> _REQUIRED WORK_
Set the data down again, exactly as it reads, but without the pictures.
┄┄┄┄┄┄
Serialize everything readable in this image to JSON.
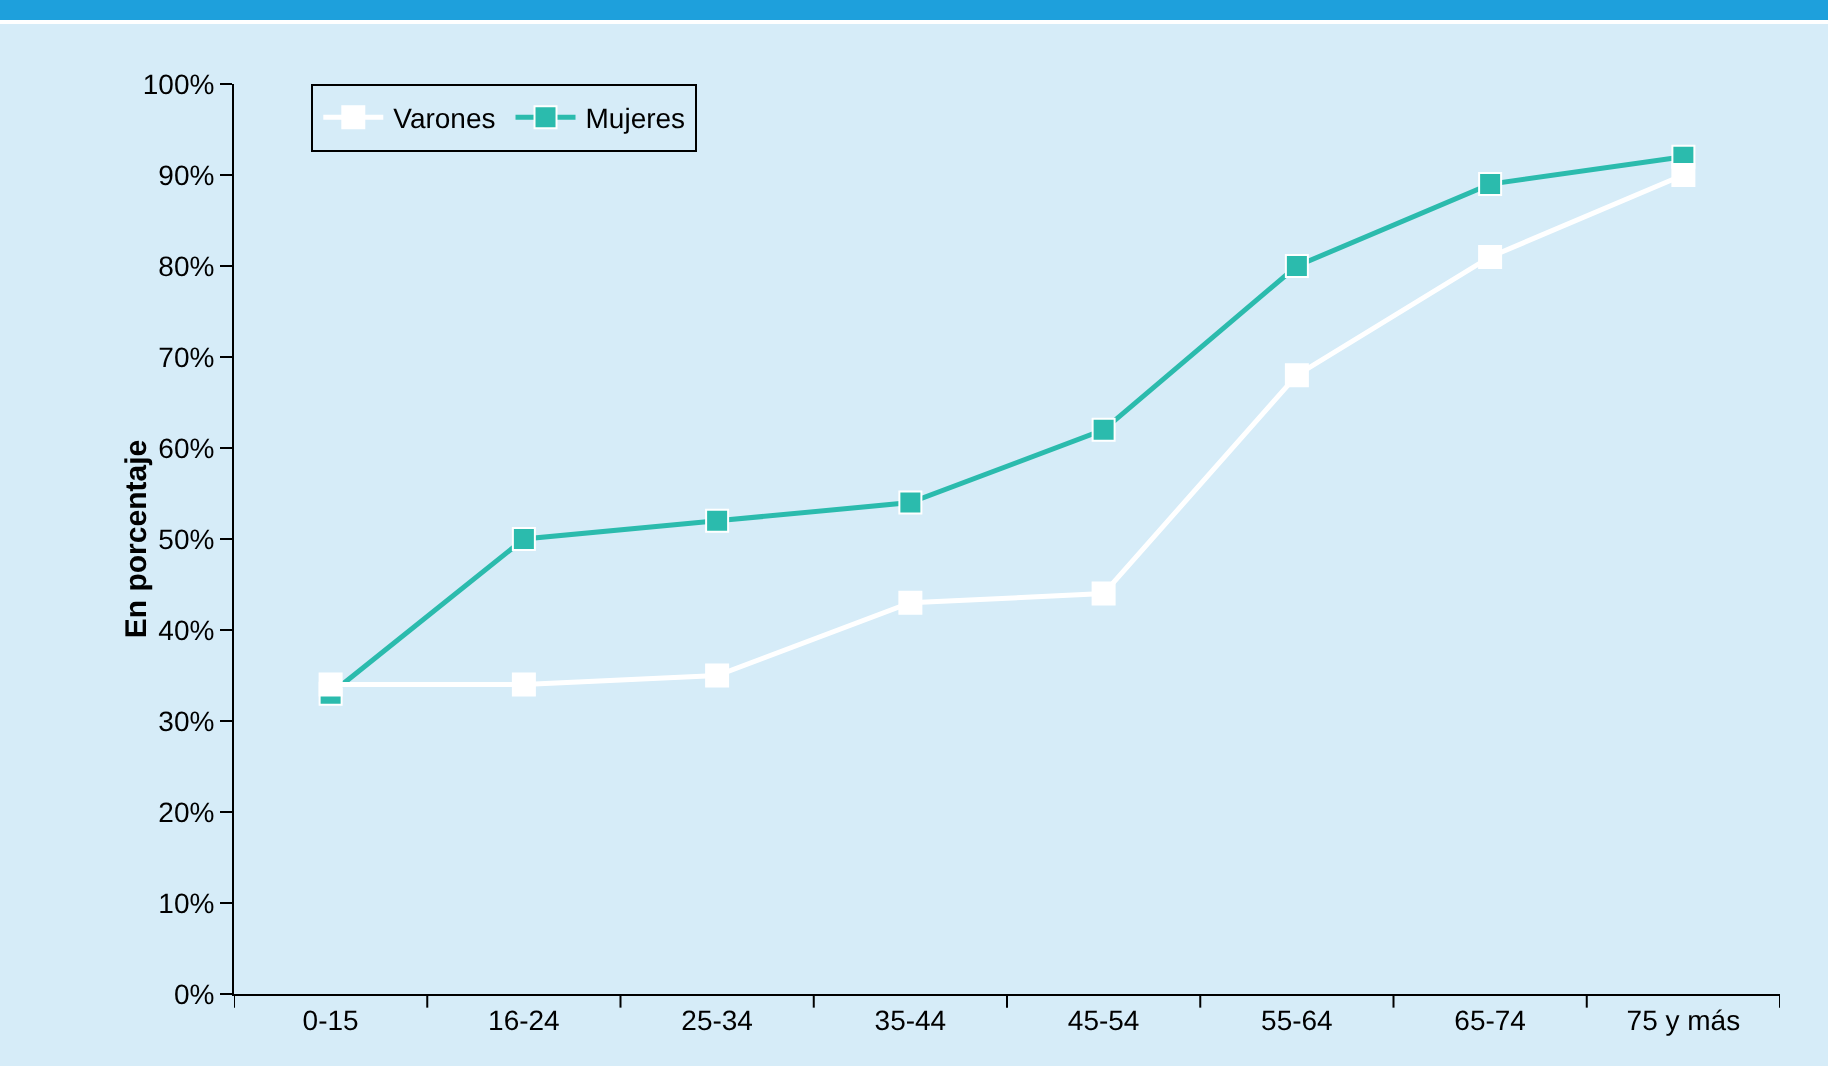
{
  "chart_data": {
    "type": "line",
    "ylabel": "En porcentaje",
    "categories": [
      "0-15",
      "16-24",
      "25-34",
      "35-44",
      "45-54",
      "55-64",
      "65-74",
      "75 y más"
    ],
    "series": [
      {
        "name": "Varones",
        "color": "#ffffff",
        "values": [
          34,
          34,
          35,
          43,
          44,
          68,
          81,
          90
        ]
      },
      {
        "name": "Mujeres",
        "color": "#2bbbad",
        "values": [
          33,
          50,
          52,
          54,
          62,
          80,
          89,
          92
        ]
      }
    ],
    "ylim": [
      0,
      100
    ],
    "yticks": [
      {
        "value": 0,
        "label": "0%"
      },
      {
        "value": 10,
        "label": "10%"
      },
      {
        "value": 20,
        "label": "20%"
      },
      {
        "value": 30,
        "label": "30%"
      },
      {
        "value": 40,
        "label": "40%"
      },
      {
        "value": 50,
        "label": "50%"
      },
      {
        "value": 60,
        "label": "60%"
      },
      {
        "value": 70,
        "label": "70%"
      },
      {
        "value": 80,
        "label": "80%"
      },
      {
        "value": 90,
        "label": "90%"
      },
      {
        "value": 100,
        "label": "100%"
      }
    ],
    "grid": false,
    "legend": "top left",
    "marker": "square",
    "line_style": "solid"
  }
}
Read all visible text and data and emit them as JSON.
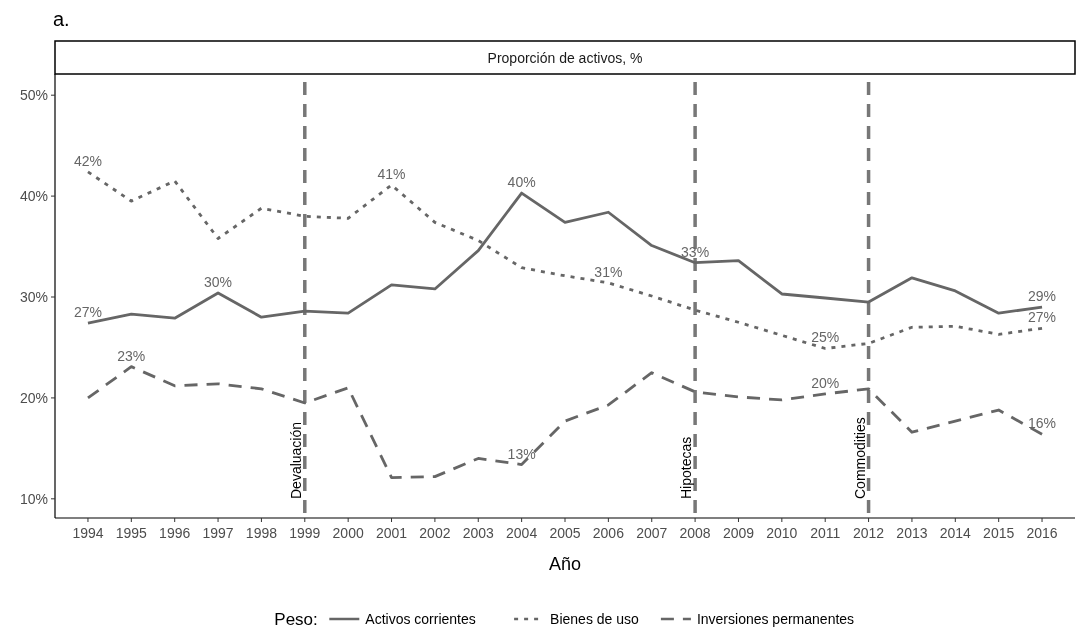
{
  "chart_data": {
    "type": "line",
    "title": "a.",
    "subtitle": "Proporción de activos, %",
    "xlabel": "Año",
    "legend_title": "Peso:",
    "legend": "bottom",
    "grid": false,
    "categories": [
      "1994",
      "1995",
      "1996",
      "1997",
      "1998",
      "1999",
      "2000",
      "2001",
      "2002",
      "2003",
      "2004",
      "2005",
      "2006",
      "2007",
      "2008",
      "2009",
      "2010",
      "2011",
      "2012",
      "2013",
      "2014",
      "2015",
      "2016"
    ],
    "ylim": [
      8.1,
      52.1
    ],
    "yticks": [
      {
        "value": 10,
        "label": "10%"
      },
      {
        "value": 20,
        "label": "20%"
      },
      {
        "value": 30,
        "label": "30%"
      },
      {
        "value": 40,
        "label": "40%"
      },
      {
        "value": 50,
        "label": "50%"
      }
    ],
    "series": [
      {
        "name": "Activos corrientes",
        "color": "#666666",
        "line_style": "solid",
        "values": [
          27.4,
          28.3,
          27.9,
          30.4,
          28.0,
          28.6,
          28.4,
          31.2,
          30.8,
          34.6,
          40.3,
          37.4,
          38.4,
          35.1,
          33.4,
          33.6,
          30.3,
          29.9,
          29.5,
          31.9,
          30.6,
          28.4,
          29.0
        ]
      },
      {
        "name": "Bienes de uso",
        "color": "#666666",
        "line_style": "dotted",
        "values": [
          42.4,
          39.5,
          41.5,
          35.8,
          38.8,
          38.0,
          37.8,
          41.1,
          37.4,
          35.6,
          32.9,
          32.1,
          31.4,
          30.1,
          28.7,
          27.5,
          26.2,
          24.9,
          25.4,
          27.0,
          27.1,
          26.3,
          26.9
        ]
      },
      {
        "name": "Inversiones permanentes",
        "color": "#666666",
        "line_style": "dashed",
        "values": [
          20.0,
          23.1,
          21.2,
          21.4,
          20.9,
          19.5,
          21.0,
          12.1,
          12.2,
          14.0,
          13.4,
          17.7,
          19.3,
          22.5,
          20.6,
          20.1,
          19.8,
          20.4,
          20.9,
          16.6,
          17.7,
          18.8,
          16.4
        ]
      }
    ],
    "ref_lines": [
      {
        "axis": "x",
        "value": "1999",
        "label": "Devaluación",
        "color": "#777777",
        "line_style": "dashed"
      },
      {
        "axis": "x",
        "value": "2008",
        "label": "Hipotecas",
        "color": "#777777",
        "line_style": "dashed"
      },
      {
        "axis": "x",
        "value": "2012",
        "label": "Commodities",
        "color": "#777777",
        "line_style": "dashed"
      }
    ],
    "annotations": [
      {
        "text": "27%",
        "x": "1994",
        "y": 27.4
      },
      {
        "text": "30%",
        "x": "1997",
        "y": 30.4
      },
      {
        "text": "40%",
        "x": "2004",
        "y": 40.3
      },
      {
        "text": "33%",
        "x": "2008",
        "y": 33.4
      },
      {
        "text": "29%",
        "x": "2016",
        "y": 29.0
      },
      {
        "text": "42%",
        "x": "1994",
        "y": 42.4
      },
      {
        "text": "41%",
        "x": "2001",
        "y": 41.1
      },
      {
        "text": "31%",
        "x": "2006",
        "y": 31.4
      },
      {
        "text": "25%",
        "x": "2011",
        "y": 24.9
      },
      {
        "text": "27%",
        "x": "2016",
        "y": 26.9
      },
      {
        "text": "23%",
        "x": "1995",
        "y": 23.1
      },
      {
        "text": "13%",
        "x": "2004",
        "y": 13.4
      },
      {
        "text": "20%",
        "x": "2011",
        "y": 20.4
      },
      {
        "text": "16%",
        "x": "2016",
        "y": 16.4
      }
    ]
  }
}
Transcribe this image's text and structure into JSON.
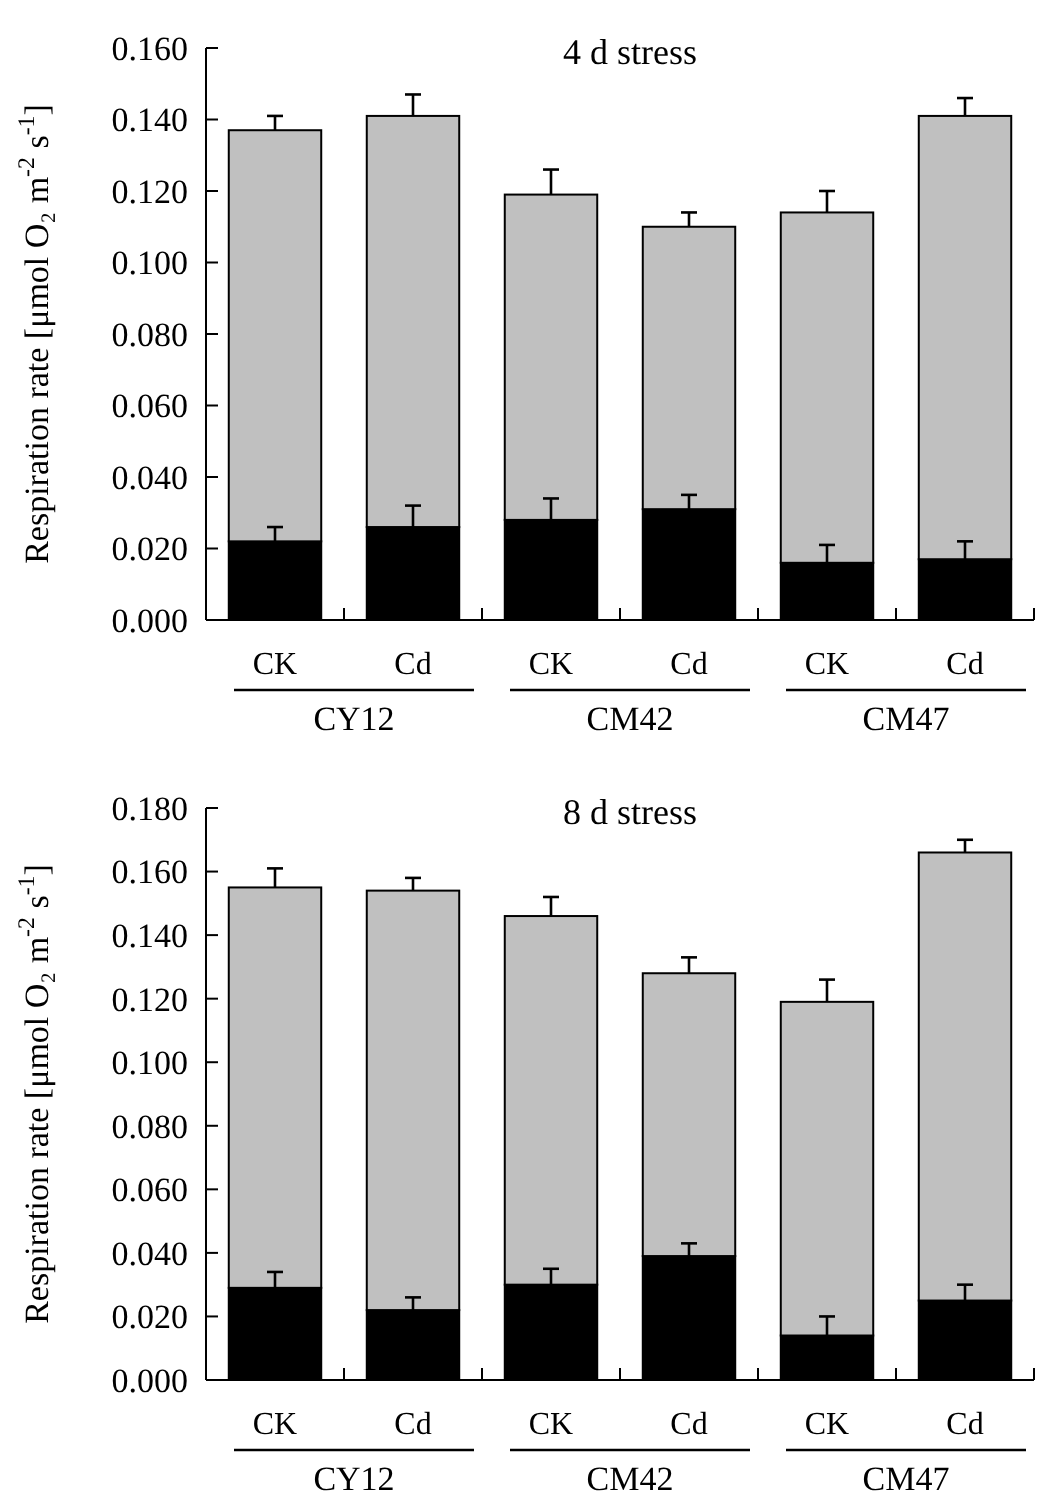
┄┄┄┄┄┄
> _ANSWER TO THE TASK_
Serialize everything readable in this image to JSON.
{
  "chart_data": {
    "type": "line",
    "ylabel": "En porcentaje",
    "categories": [
      "0-15",
      "16-24",
      "25-34",
      "35-44",
      "45-54",
      "55-64",
      "65-74",
      "75 y más"
    ],
    "series": [
      {
        "name": "Varones",
        "color": "#ffffff",
        "values": [
          34,
          34,
          35,
          43,
          44,
          68,
          81,
          90
        ]
      },
      {
        "name": "Mujeres",
        "color": "#2bbbad",
        "values": [
          33,
          50,
          52,
          54,
          62,
          80,
          89,
          92
        ]
      }
    ],
    "ylim": [
      0,
      100
    ],
    "yticks": [
      {
        "value": 0,
        "label": "0%"
      },
      {
        "value": 10,
        "label": "10%"
      },
      {
        "value": 20,
        "label": "20%"
      },
      {
        "value": 30,
        "label": "30%"
      },
      {
        "value": 40,
        "label": "40%"
      },
      {
        "value": 50,
        "label": "50%"
      },
      {
        "value": 60,
        "label": "60%"
      },
      {
        "value": 70,
        "label": "70%"
      },
      {
        "value": 80,
        "label": "80%"
      },
      {
        "value": 90,
        "label": "90%"
      },
      {
        "value": 100,
        "label": "100%"
      }
    ],
    "grid": false,
    "legend": "top left",
    "marker": "square",
    "line_style": "solid"
  }
}
Read all visible text and data and emit them as JSON.
{
  "chart_data": {
    "type": "line",
    "title": "a.",
    "subtitle": "Proporción de activos, %",
    "xlabel": "Año",
    "legend_title": "Peso:",
    "legend": "bottom",
    "grid": false,
    "categories": [
      "1994",
      "1995",
      "1996",
      "1997",
      "1998",
      "1999",
      "2000",
      "2001",
      "2002",
      "2003",
      "2004",
      "2005",
      "2006",
      "2007",
      "2008",
      "2009",
      "2010",
      "2011",
      "2012",
      "2013",
      "2014",
      "2015",
      "2016"
    ],
    "ylim": [
      8.1,
      52.1
    ],
    "yticks": [
      {
        "value": 10,
        "label": "10%"
      },
      {
        "value": 20,
        "label": "20%"
      },
      {
        "value": 30,
        "label": "30%"
      },
      {
        "value": 40,
        "label": "40%"
      },
      {
        "value": 50,
        "label": "50%"
      }
    ],
    "series": [
      {
        "name": "Activos corrientes",
        "color": "#666666",
        "line_style": "solid",
        "values": [
          27.4,
          28.3,
          27.9,
          30.4,
          28.0,
          28.6,
          28.4,
          31.2,
          30.8,
          34.6,
          40.3,
          37.4,
          38.4,
          35.1,
          33.4,
          33.6,
          30.3,
          29.9,
          29.5,
          31.9,
          30.6,
          28.4,
          29.0
        ]
      },
      {
        "name": "Bienes de uso",
        "color": "#666666",
        "line_style": "dotted",
        "values": [
          42.4,
          39.5,
          41.5,
          35.8,
          38.8,
          38.0,
          37.8,
          41.1,
          37.4,
          35.6,
          32.9,
          32.1,
          31.4,
          30.1,
          28.7,
          27.5,
          26.2,
          24.9,
          25.4,
          27.0,
          27.1,
          26.3,
          26.9
        ]
      },
      {
        "name": "Inversiones permanentes",
        "color": "#666666",
        "line_style": "dashed",
        "values": [
          20.0,
          23.1,
          21.2,
          21.4,
          20.9,
          19.5,
          21.0,
          12.1,
          12.2,
          14.0,
          13.4,
          17.7,
          19.3,
          22.5,
          20.6,
          20.1,
          19.8,
          20.4,
          20.9,
          16.6,
          17.7,
          18.8,
          16.4
        ]
      }
    ],
    "ref_lines": [
      {
        "axis": "x",
        "value": "1999",
        "label": "Devaluación",
        "color": "#777777",
        "line_style": "dashed"
      },
      {
        "axis": "x",
        "value": "2008",
        "label": "Hipotecas",
        "color": "#777777",
        "line_style": "dashed"
      },
      {
        "axis": "x",
        "value": "2012",
        "label": "Commodities",
        "color": "#777777",
        "line_style": "dashed"
      }
    ],
    "annotations": [
      {
        "text": "27%",
        "x": "1994",
        "y": 27.4
      },
      {
        "text": "30%",
        "x": "1997",
        "y": 30.4
      },
      {
        "text": "40%",
        "x": "2004",
        "y": 40.3
      },
      {
        "text": "33%",
        "x": "2008",
        "y": 33.4
      },
      {
        "text": "29%",
        "x": "2016",
        "y": 29.0
      },
      {
        "text": "42%",
        "x": "1994",
        "y": 42.4
      },
      {
        "text": "41%",
        "x": "2001",
        "y": 41.1
      },
      {
        "text": "31%",
        "x": "2006",
        "y": 31.4
      },
      {
        "text": "25%",
        "x": "2011",
        "y": 24.9
      },
      {
        "text": "27%",
        "x": "2016",
        "y": 26.9
      },
      {
        "text": "23%",
        "x": "1995",
        "y": 23.1
      },
      {
        "text": "13%",
        "x": "2004",
        "y": 13.4
      },
      {
        "text": "20%",
        "x": "2011",
        "y": 20.4
      },
      {
        "text": "16%",
        "x": "2016",
        "y": 16.4
      }
    ]
  }
}
Transcribe this image's text and structure into JSON.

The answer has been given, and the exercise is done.